>> Start

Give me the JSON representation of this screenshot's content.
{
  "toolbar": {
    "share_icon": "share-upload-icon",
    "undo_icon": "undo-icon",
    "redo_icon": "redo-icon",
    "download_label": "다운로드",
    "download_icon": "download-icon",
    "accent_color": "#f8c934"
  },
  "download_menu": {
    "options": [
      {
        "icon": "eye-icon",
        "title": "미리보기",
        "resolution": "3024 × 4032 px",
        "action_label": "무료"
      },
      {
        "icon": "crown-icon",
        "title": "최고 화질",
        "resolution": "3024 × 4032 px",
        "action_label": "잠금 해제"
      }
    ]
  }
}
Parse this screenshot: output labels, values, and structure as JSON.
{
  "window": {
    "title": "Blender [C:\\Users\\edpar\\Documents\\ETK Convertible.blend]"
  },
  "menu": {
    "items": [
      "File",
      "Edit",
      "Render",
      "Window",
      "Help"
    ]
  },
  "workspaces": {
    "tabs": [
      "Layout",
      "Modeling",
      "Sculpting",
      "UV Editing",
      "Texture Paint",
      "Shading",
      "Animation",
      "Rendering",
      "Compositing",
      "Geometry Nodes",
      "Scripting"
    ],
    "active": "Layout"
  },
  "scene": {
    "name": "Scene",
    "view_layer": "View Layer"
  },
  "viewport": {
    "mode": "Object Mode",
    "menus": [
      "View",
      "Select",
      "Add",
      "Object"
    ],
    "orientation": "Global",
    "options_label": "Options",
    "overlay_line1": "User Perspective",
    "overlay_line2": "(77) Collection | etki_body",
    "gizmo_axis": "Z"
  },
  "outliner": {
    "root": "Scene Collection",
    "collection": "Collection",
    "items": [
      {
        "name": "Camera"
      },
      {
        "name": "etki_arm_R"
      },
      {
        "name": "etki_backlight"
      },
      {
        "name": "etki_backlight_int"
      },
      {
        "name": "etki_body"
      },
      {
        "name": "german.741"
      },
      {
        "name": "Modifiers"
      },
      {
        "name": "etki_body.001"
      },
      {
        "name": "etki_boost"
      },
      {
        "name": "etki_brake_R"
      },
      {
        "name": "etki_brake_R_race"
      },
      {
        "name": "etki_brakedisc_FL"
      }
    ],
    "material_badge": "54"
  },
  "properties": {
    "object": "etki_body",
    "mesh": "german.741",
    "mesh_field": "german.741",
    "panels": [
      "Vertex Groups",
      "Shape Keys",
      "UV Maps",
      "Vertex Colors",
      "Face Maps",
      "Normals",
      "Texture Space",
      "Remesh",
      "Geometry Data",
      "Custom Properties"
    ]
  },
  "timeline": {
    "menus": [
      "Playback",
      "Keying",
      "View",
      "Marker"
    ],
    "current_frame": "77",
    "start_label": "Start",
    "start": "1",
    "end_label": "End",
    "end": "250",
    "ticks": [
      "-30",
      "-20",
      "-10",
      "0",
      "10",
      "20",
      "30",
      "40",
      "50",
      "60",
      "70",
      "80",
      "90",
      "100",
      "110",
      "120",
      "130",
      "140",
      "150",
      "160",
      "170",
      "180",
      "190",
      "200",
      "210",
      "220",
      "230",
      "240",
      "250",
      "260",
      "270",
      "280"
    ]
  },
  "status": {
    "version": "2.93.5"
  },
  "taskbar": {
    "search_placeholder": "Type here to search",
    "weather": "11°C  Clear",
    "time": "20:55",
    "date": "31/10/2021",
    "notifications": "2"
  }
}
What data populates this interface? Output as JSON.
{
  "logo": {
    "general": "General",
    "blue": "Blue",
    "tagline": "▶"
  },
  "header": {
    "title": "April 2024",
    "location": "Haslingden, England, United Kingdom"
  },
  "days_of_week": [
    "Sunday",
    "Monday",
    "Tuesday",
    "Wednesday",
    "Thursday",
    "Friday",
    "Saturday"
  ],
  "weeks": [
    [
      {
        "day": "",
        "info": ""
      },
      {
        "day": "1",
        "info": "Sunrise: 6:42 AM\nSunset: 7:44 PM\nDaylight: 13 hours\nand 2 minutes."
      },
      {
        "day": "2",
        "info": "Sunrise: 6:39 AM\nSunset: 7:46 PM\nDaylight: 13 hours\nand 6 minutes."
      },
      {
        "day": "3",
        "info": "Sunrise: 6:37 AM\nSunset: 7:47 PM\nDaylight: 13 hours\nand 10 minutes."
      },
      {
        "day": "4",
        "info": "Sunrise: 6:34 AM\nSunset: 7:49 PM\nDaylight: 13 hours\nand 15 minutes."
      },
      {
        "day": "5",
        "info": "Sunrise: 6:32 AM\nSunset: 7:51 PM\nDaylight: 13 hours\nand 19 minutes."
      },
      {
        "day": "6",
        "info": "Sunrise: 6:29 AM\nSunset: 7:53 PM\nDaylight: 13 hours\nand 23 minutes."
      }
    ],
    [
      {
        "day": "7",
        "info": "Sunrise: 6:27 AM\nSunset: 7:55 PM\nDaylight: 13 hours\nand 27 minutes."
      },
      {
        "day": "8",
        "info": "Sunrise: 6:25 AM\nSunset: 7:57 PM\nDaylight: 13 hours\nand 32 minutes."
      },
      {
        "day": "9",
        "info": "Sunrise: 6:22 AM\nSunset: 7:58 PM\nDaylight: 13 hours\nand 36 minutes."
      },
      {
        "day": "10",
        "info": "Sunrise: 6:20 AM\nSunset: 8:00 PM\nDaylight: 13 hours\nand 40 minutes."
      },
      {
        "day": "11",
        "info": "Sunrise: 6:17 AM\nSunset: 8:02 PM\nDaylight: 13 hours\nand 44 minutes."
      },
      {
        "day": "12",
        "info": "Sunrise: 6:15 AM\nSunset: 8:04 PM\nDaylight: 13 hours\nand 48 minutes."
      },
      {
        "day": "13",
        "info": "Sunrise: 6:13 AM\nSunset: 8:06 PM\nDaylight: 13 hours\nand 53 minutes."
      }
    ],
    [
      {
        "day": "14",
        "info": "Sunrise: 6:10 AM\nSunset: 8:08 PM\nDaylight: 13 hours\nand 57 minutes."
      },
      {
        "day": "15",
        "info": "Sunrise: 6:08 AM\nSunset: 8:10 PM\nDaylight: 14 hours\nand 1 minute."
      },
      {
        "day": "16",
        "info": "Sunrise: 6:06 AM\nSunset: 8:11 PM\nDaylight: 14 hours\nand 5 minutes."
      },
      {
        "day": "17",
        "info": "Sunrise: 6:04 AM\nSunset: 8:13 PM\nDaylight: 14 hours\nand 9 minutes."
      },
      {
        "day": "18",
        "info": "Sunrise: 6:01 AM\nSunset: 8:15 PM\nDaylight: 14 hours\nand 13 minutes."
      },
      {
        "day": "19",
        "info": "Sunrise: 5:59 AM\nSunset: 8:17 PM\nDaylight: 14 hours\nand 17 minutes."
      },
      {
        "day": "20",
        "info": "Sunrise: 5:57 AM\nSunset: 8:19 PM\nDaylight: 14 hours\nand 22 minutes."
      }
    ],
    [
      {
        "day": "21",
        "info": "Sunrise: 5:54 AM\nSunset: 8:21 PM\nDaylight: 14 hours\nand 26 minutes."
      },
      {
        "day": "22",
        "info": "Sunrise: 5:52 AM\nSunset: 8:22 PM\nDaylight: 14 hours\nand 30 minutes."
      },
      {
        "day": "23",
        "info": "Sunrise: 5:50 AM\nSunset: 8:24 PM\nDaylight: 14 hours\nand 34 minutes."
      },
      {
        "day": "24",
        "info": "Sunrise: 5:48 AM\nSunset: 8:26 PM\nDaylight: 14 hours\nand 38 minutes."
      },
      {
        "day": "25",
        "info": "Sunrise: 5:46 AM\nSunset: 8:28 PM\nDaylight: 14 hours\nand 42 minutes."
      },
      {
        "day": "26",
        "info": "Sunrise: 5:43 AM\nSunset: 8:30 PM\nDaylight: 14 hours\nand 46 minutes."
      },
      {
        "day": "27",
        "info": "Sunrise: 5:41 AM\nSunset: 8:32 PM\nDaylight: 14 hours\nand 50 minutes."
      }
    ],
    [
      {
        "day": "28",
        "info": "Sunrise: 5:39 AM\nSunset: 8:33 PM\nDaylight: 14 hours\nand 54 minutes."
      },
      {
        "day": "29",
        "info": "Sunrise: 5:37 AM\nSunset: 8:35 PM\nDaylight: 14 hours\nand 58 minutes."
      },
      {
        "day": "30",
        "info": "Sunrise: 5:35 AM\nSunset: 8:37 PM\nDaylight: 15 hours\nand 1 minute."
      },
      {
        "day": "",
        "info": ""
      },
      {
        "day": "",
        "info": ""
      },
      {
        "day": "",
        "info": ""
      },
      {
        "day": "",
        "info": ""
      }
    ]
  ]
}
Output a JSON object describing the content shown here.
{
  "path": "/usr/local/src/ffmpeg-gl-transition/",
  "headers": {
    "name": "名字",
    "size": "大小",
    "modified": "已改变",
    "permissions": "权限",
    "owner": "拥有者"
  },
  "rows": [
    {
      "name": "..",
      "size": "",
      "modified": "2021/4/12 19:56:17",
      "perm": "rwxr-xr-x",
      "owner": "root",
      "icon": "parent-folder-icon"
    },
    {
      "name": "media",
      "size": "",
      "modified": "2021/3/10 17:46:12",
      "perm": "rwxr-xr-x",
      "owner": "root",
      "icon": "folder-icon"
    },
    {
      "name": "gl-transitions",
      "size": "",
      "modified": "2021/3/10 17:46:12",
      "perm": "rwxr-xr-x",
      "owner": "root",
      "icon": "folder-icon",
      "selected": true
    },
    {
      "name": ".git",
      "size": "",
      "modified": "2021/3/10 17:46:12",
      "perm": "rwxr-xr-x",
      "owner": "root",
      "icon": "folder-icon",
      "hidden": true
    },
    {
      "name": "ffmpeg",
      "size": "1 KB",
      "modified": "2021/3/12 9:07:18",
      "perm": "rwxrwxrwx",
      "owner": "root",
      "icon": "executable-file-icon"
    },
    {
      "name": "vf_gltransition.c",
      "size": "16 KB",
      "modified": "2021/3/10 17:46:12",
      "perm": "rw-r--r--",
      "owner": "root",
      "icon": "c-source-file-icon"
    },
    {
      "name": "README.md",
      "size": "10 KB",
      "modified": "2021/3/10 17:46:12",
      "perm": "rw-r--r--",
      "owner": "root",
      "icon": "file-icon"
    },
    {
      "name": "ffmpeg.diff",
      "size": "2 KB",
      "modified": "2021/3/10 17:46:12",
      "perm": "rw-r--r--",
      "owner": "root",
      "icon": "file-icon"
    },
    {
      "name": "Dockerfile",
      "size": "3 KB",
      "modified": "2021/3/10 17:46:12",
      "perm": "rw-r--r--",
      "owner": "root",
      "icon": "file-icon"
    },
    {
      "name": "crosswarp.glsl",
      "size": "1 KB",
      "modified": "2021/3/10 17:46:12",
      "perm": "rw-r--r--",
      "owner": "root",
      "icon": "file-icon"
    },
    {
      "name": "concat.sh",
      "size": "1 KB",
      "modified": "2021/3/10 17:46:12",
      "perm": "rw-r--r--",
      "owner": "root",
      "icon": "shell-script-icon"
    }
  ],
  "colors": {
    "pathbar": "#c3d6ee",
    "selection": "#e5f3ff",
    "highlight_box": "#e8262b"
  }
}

>> End

:: What you have to do ::
Locate the word "content" in the records and collect each line it appears in.

:: Solution for this exercise ::
Give me the JSON representation of this screenshot's content.
Output a JSON object describing the content shown here.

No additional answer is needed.